:: DO THIS ::
Copy out every line that contains "Connected".

:: RECORDS SHOWN ::
▬▬▬▬▬▬▬▬▬▬

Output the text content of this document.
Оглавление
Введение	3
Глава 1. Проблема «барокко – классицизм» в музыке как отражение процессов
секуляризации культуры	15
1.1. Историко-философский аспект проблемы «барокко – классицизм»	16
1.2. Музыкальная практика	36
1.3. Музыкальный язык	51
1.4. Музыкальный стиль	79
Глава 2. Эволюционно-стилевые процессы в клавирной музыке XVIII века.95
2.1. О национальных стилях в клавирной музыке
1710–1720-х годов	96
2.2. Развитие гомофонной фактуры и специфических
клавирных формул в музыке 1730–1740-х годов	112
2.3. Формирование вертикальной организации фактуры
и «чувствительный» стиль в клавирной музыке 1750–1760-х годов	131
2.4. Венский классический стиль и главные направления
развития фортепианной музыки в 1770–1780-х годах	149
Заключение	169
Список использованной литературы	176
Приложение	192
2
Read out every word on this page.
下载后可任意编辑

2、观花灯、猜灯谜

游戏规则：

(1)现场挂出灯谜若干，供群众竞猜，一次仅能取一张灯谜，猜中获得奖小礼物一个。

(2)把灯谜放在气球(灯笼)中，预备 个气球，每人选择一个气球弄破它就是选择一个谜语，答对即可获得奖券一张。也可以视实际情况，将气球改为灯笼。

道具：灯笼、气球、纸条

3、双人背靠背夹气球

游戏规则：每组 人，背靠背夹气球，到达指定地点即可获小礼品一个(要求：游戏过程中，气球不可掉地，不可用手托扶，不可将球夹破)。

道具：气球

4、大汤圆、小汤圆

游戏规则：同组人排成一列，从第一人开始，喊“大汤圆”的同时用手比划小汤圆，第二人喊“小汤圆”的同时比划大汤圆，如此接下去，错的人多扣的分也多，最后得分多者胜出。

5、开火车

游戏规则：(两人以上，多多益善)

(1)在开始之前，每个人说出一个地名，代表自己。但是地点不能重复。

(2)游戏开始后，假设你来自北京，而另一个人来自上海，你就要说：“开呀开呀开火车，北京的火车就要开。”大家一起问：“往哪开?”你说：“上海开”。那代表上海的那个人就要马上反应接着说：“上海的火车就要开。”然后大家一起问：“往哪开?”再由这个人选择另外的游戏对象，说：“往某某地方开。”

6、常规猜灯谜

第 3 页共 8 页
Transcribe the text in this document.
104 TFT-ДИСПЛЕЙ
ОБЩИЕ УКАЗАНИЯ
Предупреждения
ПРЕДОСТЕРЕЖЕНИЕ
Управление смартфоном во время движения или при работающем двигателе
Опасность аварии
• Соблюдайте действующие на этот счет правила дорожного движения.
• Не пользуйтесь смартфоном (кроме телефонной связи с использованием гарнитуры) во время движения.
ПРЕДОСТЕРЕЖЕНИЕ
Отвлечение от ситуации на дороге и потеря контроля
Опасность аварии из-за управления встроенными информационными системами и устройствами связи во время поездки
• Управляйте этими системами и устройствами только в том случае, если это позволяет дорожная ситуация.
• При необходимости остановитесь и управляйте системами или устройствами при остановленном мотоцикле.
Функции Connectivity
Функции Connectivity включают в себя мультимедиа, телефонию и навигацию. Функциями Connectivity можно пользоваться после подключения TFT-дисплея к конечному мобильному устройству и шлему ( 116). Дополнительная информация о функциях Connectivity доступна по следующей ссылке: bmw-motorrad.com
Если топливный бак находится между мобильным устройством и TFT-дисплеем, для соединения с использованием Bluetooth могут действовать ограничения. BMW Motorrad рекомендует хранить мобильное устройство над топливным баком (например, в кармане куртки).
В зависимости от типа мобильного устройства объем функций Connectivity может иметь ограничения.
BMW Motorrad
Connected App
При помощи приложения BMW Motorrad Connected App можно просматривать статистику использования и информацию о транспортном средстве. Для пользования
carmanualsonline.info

▬▬▬▬▬▬▬▬▬▬

:: TASK RESPONSE ::
Connected App
При помощи приложения BMW Motorrad Connected App можно просматривать статистику использования и информацию о транспортном средстве. Для пользования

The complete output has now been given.